====== Data provided
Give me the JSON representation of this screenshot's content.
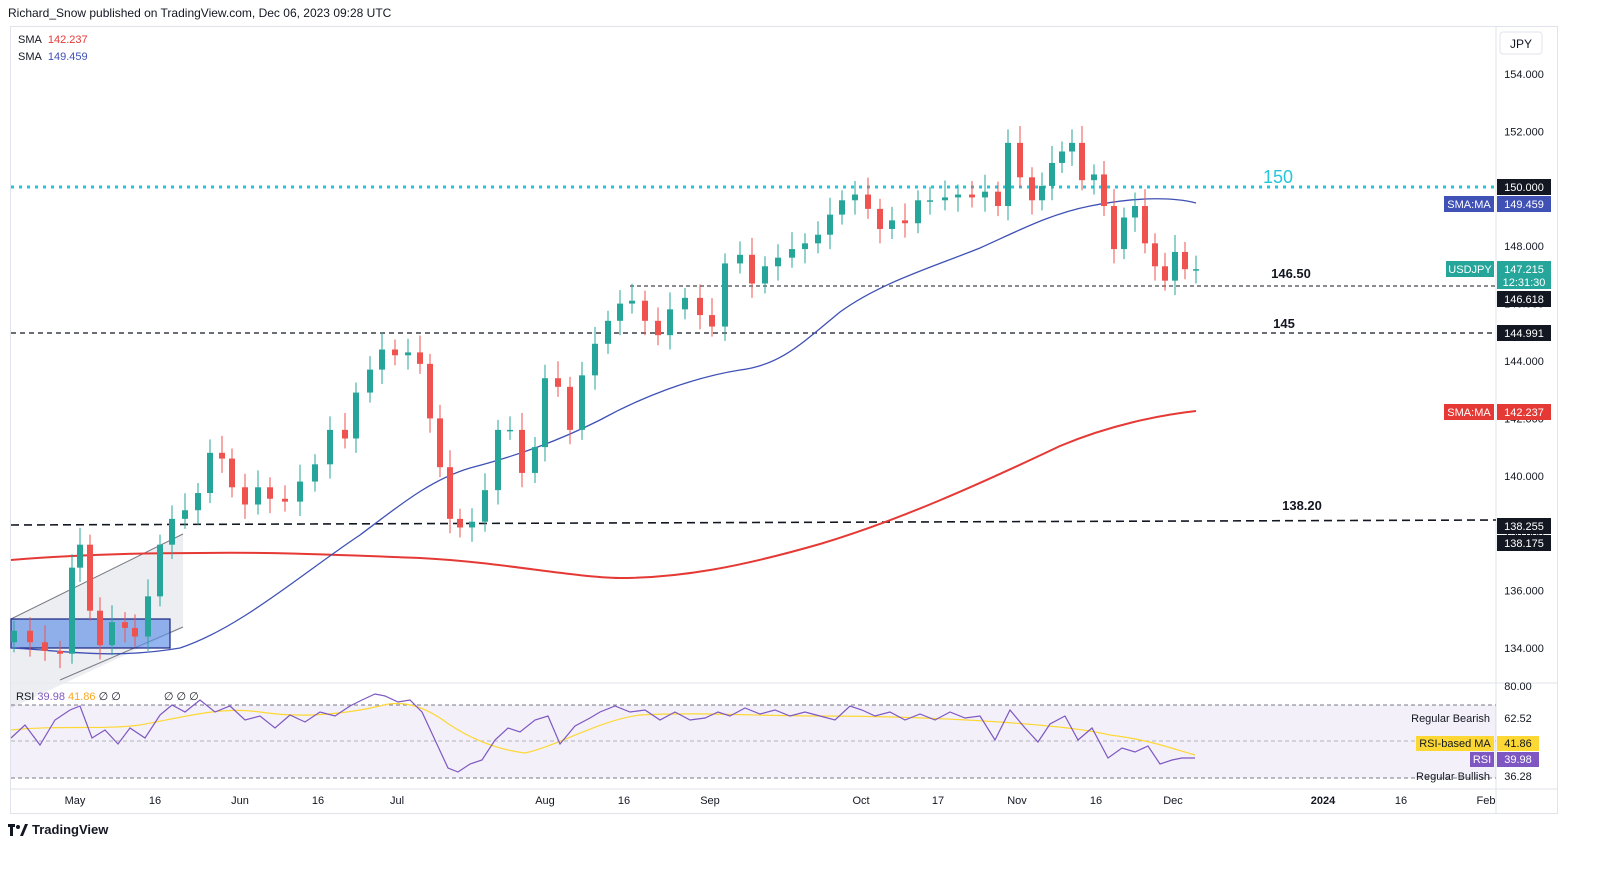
{
  "header": {
    "publisher_line": "Richard_Snow published on TradingView.com, Dec 06, 2023 09:28 UTC"
  },
  "legend": {
    "sma1": {
      "label": "SMA",
      "value": "142.237",
      "color": "#e53935"
    },
    "sma2": {
      "label": "SMA",
      "value": "149.459",
      "color": "#3f51b5"
    }
  },
  "price_axis": {
    "currency": "JPY",
    "ticks": [
      "154.000",
      "152.000",
      "150.000",
      "148.000",
      "146.000",
      "144.000",
      "142.000",
      "140.000",
      "138.000",
      "136.000",
      "134.000"
    ]
  },
  "time_axis": {
    "ticks": [
      "May",
      "16",
      "Jun",
      "16",
      "Jul",
      "Aug",
      "16",
      "Sep",
      "Oct",
      "17",
      "Nov",
      "16",
      "Dec",
      "2024",
      "16",
      "Feb"
    ]
  },
  "annotations": {
    "level_150": "150",
    "level_14650": "146.50",
    "level_145": "145",
    "level_13820": "138.20"
  },
  "price_labels": {
    "l150": "150.000",
    "sma_blue_tag": "SMA:MA",
    "sma_blue_val": "149.459",
    "usdjpy_tag": "USDJPY",
    "usdjpy_val": "147.215",
    "countdown": "12:31:30",
    "l14662": "146.618",
    "l14499": "144.991",
    "sma_red_tag": "SMA:MA",
    "sma_red_val": "142.237",
    "l13826": "138.255",
    "l13818": "138.175"
  },
  "rsi": {
    "label": "RSI",
    "value": "39.98",
    "ma_value": "41.86",
    "zeros": "∅ ∅",
    "zeros2": "∅ ∅ ∅",
    "axis": {
      "top": "80.00",
      "regular_bearish": "Regular Bearish",
      "v6252": "62.52",
      "rsi_ma_tag": "RSI-based MA",
      "rsi_ma_val": "41.86",
      "rsi_tag": "RSI",
      "rsi_val": "39.98",
      "regular_bullish": "Regular Bullish",
      "v3628": "36.28"
    }
  },
  "footer": {
    "brand": "TradingView"
  },
  "colors": {
    "up": "#26a69a",
    "down": "#ef5350",
    "sma200": "#e53935",
    "sma50": "#3f51b5",
    "level150": "#26c6da",
    "rsi": "#7e57c2",
    "rsima": "#fdd835"
  },
  "chart_data": {
    "type": "line",
    "title": "",
    "instrument": "USDJPY",
    "ylabel": "JPY",
    "ylim": [
      132.8,
      155.0
    ],
    "x": [
      "May",
      "16",
      "Jun",
      "16",
      "Jul",
      "Aug",
      "16",
      "Sep",
      "Oct",
      "17",
      "Nov",
      "16",
      "Dec"
    ],
    "series": [
      {
        "name": "SMA",
        "color": "#3f51b5",
        "values": [
          134.2,
          134.6,
          136.4,
          138.6,
          140.6,
          142.2,
          143.4,
          144.0,
          146.6,
          147.6,
          148.4,
          149.3,
          149.46
        ]
      },
      {
        "name": "SMA",
        "color": "#e53935",
        "values": [
          137.5,
          137.6,
          137.7,
          137.6,
          137.4,
          137.1,
          136.7,
          137.1,
          138.1,
          139.6,
          140.9,
          141.8,
          142.24
        ]
      }
    ],
    "close_approx": [
      134.6,
      137.6,
      140.6,
      141.5,
      144.4,
      141.8,
      144.2,
      146.5,
      149.8,
      149.7,
      150.4,
      148.8,
      147.215
    ],
    "horizontal_levels": [
      150.0,
      146.618,
      144.991,
      138.255,
      138.175
    ]
  }
}
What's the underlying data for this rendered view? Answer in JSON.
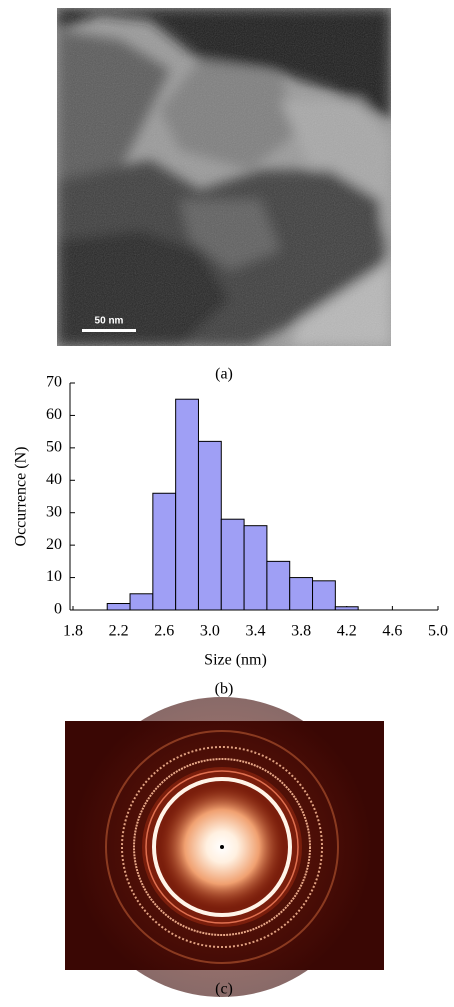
{
  "figure": {
    "panel_labels": [
      "(a)",
      "(b)",
      "(c)"
    ],
    "scale_bar": "50 nm"
  },
  "chart_data": {
    "type": "histogram",
    "xlabel": "Size (nm)",
    "ylabel": "Occurrence (N)",
    "bins": [
      2.1,
      2.3,
      2.5,
      2.7,
      2.9,
      3.1,
      3.3,
      3.5,
      3.7,
      3.9,
      4.1,
      4.3
    ],
    "values": [
      2,
      5,
      36,
      65,
      52,
      28,
      26,
      15,
      10,
      9,
      1
    ],
    "color": "#9f9ff5",
    "xlim": [
      1.8,
      5.0
    ],
    "xticks": [
      1.8,
      2.2,
      2.6,
      {
        "value": 3,
        "label": "3.0"
      },
      3.4,
      3.8,
      4.2,
      4.6,
      {
        "value": 5,
        "label": "5.0"
      }
    ],
    "ylim": [
      0,
      70
    ],
    "yticks": [
      0,
      10,
      20,
      30,
      40,
      50,
      60,
      70
    ]
  }
}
============
Written request -
Output the lines above in full and exactly as given, omitting any pictures.

Written answer -
Give me the JSON representation of this screenshot's content.
{
  "header": {
    "publisher_line": "Richard_Snow published on TradingView.com, Dec 06, 2023 09:28 UTC"
  },
  "legend": {
    "sma1": {
      "label": "SMA",
      "value": "142.237",
      "color": "#e53935"
    },
    "sma2": {
      "label": "SMA",
      "value": "149.459",
      "color": "#3f51b5"
    }
  },
  "price_axis": {
    "currency": "JPY",
    "ticks": [
      "154.000",
      "152.000",
      "150.000",
      "148.000",
      "146.000",
      "144.000",
      "142.000",
      "140.000",
      "138.000",
      "136.000",
      "134.000"
    ]
  },
  "time_axis": {
    "ticks": [
      "May",
      "16",
      "Jun",
      "16",
      "Jul",
      "Aug",
      "16",
      "Sep",
      "Oct",
      "17",
      "Nov",
      "16",
      "Dec",
      "2024",
      "16",
      "Feb"
    ]
  },
  "annotations": {
    "level_150": "150",
    "level_14650": "146.50",
    "level_145": "145",
    "level_13820": "138.20"
  },
  "price_labels": {
    "l150": "150.000",
    "sma_blue_tag": "SMA:MA",
    "sma_blue_val": "149.459",
    "usdjpy_tag": "USDJPY",
    "usdjpy_val": "147.215",
    "countdown": "12:31:30",
    "l14662": "146.618",
    "l14499": "144.991",
    "sma_red_tag": "SMA:MA",
    "sma_red_val": "142.237",
    "l13826": "138.255",
    "l13818": "138.175"
  },
  "rsi": {
    "label": "RSI",
    "value": "39.98",
    "ma_value": "41.86",
    "zeros": "∅ ∅",
    "zeros2": "∅ ∅ ∅",
    "axis": {
      "top": "80.00",
      "regular_bearish": "Regular Bearish",
      "v6252": "62.52",
      "rsi_ma_tag": "RSI-based MA",
      "rsi_ma_val": "41.86",
      "rsi_tag": "RSI",
      "rsi_val": "39.98",
      "regular_bullish": "Regular Bullish",
      "v3628": "36.28"
    }
  },
  "footer": {
    "brand": "TradingView"
  },
  "colors": {
    "up": "#26a69a",
    "down": "#ef5350",
    "sma200": "#e53935",
    "sma50": "#3f51b5",
    "level150": "#26c6da",
    "rsi": "#7e57c2",
    "rsima": "#fdd835"
  },
  "chart_data": {
    "type": "line",
    "title": "",
    "instrument": "USDJPY",
    "ylabel": "JPY",
    "ylim": [
      132.8,
      155.0
    ],
    "x": [
      "May",
      "16",
      "Jun",
      "16",
      "Jul",
      "Aug",
      "16",
      "Sep",
      "Oct",
      "17",
      "Nov",
      "16",
      "Dec"
    ],
    "series": [
      {
        "name": "SMA",
        "color": "#3f51b5",
        "values": [
          134.2,
          134.6,
          136.4,
          138.6,
          140.6,
          142.2,
          143.4,
          144.0,
          146.6,
          147.6,
          148.4,
          149.3,
          149.46
        ]
      },
      {
        "name": "SMA",
        "color": "#e53935",
        "values": [
          137.5,
          137.6,
          137.7,
          137.6,
          137.4,
          137.1,
          136.7,
          137.1,
          138.1,
          139.6,
          140.9,
          141.8,
          142.24
        ]
      }
    ],
    "close_approx": [
      134.6,
      137.6,
      140.6,
      141.5,
      144.4,
      141.8,
      144.2,
      146.5,
      149.8,
      149.7,
      150.4,
      148.8,
      147.215
    ],
    "horizontal_levels": [
      150.0,
      146.618,
      144.991,
      138.255,
      138.175
    ]
  }
}
What's the underlying data for this rendered view? Answer in JSON.
{
  "figure": {
    "panel_labels": [
      "(a)",
      "(b)",
      "(c)"
    ],
    "scale_bar": "50 nm"
  },
  "chart_data": {
    "type": "histogram",
    "xlabel": "Size (nm)",
    "ylabel": "Occurrence (N)",
    "bins": [
      2.1,
      2.3,
      2.5,
      2.7,
      2.9,
      3.1,
      3.3,
      3.5,
      3.7,
      3.9,
      4.1,
      4.3
    ],
    "values": [
      2,
      5,
      36,
      65,
      52,
      28,
      26,
      15,
      10,
      9,
      1
    ],
    "color": "#9f9ff5",
    "xlim": [
      1.8,
      5.0
    ],
    "xticks": [
      1.8,
      2.2,
      2.6,
      {
        "value": 3,
        "label": "3.0"
      },
      3.4,
      3.8,
      4.2,
      4.6,
      {
        "value": 5,
        "label": "5.0"
      }
    ],
    "ylim": [
      0,
      70
    ],
    "yticks": [
      0,
      10,
      20,
      30,
      40,
      50,
      60,
      70
    ]
  }
}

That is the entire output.